About this exercise - Copy the data below exactly, omitting any picture it contains.

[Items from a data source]
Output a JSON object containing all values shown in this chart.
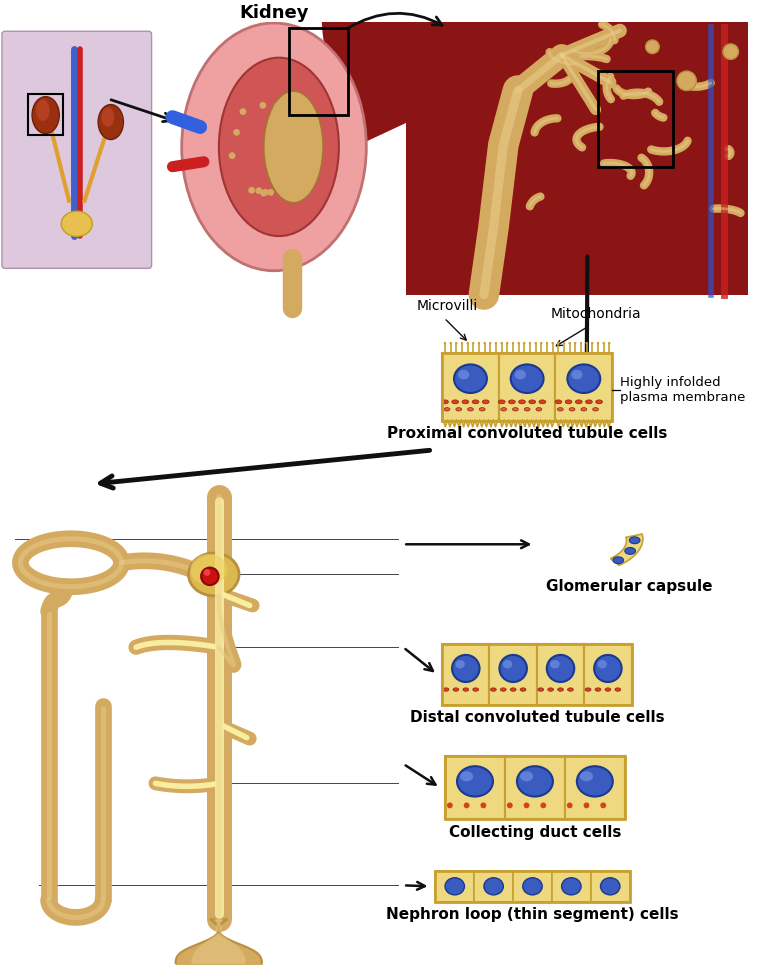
{
  "background_color": "#ffffff",
  "kidney_label": "Kidney",
  "labels": {
    "microvilli": "Microvilli",
    "mitochondria": "Mitochondria",
    "highly_infolded": "Highly infolded\nplasma membrane",
    "proximal": "Proximal convoluted tubule cells",
    "glomerular": "Glomerular capsule",
    "distal": "Distal convoluted tubule cells",
    "collecting": "Collecting duct cells",
    "nephron_loop": "Nephron loop (thin segment) cells"
  },
  "colors": {
    "tan": "#D4AA60",
    "tan_light": "#E8CC88",
    "tan_dark": "#B89040",
    "tan_shadow": "#C09030",
    "cell_fill": "#EED880",
    "cell_border": "#C8A030",
    "nuc_blue": "#3A5CC0",
    "nuc_dark": "#1A3A90",
    "nuc_light": "#7090E0",
    "org_red": "#D84020",
    "org_red2": "#E06040",
    "arrow": "#101010",
    "line_thin": "#303030",
    "kidney_outer": "#E89090",
    "kidney_inner": "#D06060",
    "kidney_pelvis": "#F0C070",
    "body_bg": "#E8C8C8",
    "body_outline": "#C09090",
    "tissue_bg": "#8B1A1A",
    "tissue_dark": "#6B1010",
    "tubule_tan": "#D4AA60",
    "blood_red": "#CC2020",
    "blood_blue": "#2040CC",
    "glom_fill": "#D8C070",
    "glom_red": "#CC2010"
  },
  "layout": {
    "fig_w": 7.7,
    "fig_h": 9.69,
    "dpi": 100
  }
}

The answer -
Output a JSON object containing all values shown in this chart.
{
  "background_color": "#ffffff",
  "kidney_label": "Kidney",
  "labels": {
    "microvilli": "Microvilli",
    "mitochondria": "Mitochondria",
    "highly_infolded": "Highly infolded\nplasma membrane",
    "proximal": "Proximal convoluted tubule cells",
    "glomerular": "Glomerular capsule",
    "distal": "Distal convoluted tubule cells",
    "collecting": "Collecting duct cells",
    "nephron_loop": "Nephron loop (thin segment) cells"
  },
  "colors": {
    "tan": "#D4AA60",
    "tan_light": "#E8CC88",
    "tan_dark": "#B89040",
    "tan_shadow": "#C09030",
    "cell_fill": "#EED880",
    "cell_border": "#C8A030",
    "nuc_blue": "#3A5CC0",
    "nuc_dark": "#1A3A90",
    "nuc_light": "#7090E0",
    "org_red": "#D84020",
    "org_red2": "#E06040",
    "arrow": "#101010",
    "line_thin": "#303030",
    "kidney_outer": "#E89090",
    "kidney_inner": "#D06060",
    "kidney_pelvis": "#F0C070",
    "body_bg": "#E8C8C8",
    "body_outline": "#C09090",
    "tissue_bg": "#8B1A1A",
    "tissue_dark": "#6B1010",
    "tubule_tan": "#D4AA60",
    "blood_red": "#CC2020",
    "blood_blue": "#2040CC",
    "glom_fill": "#D8C070",
    "glom_red": "#CC2010"
  },
  "layout": {
    "fig_w": 7.7,
    "fig_h": 9.69,
    "dpi": 100
  }
}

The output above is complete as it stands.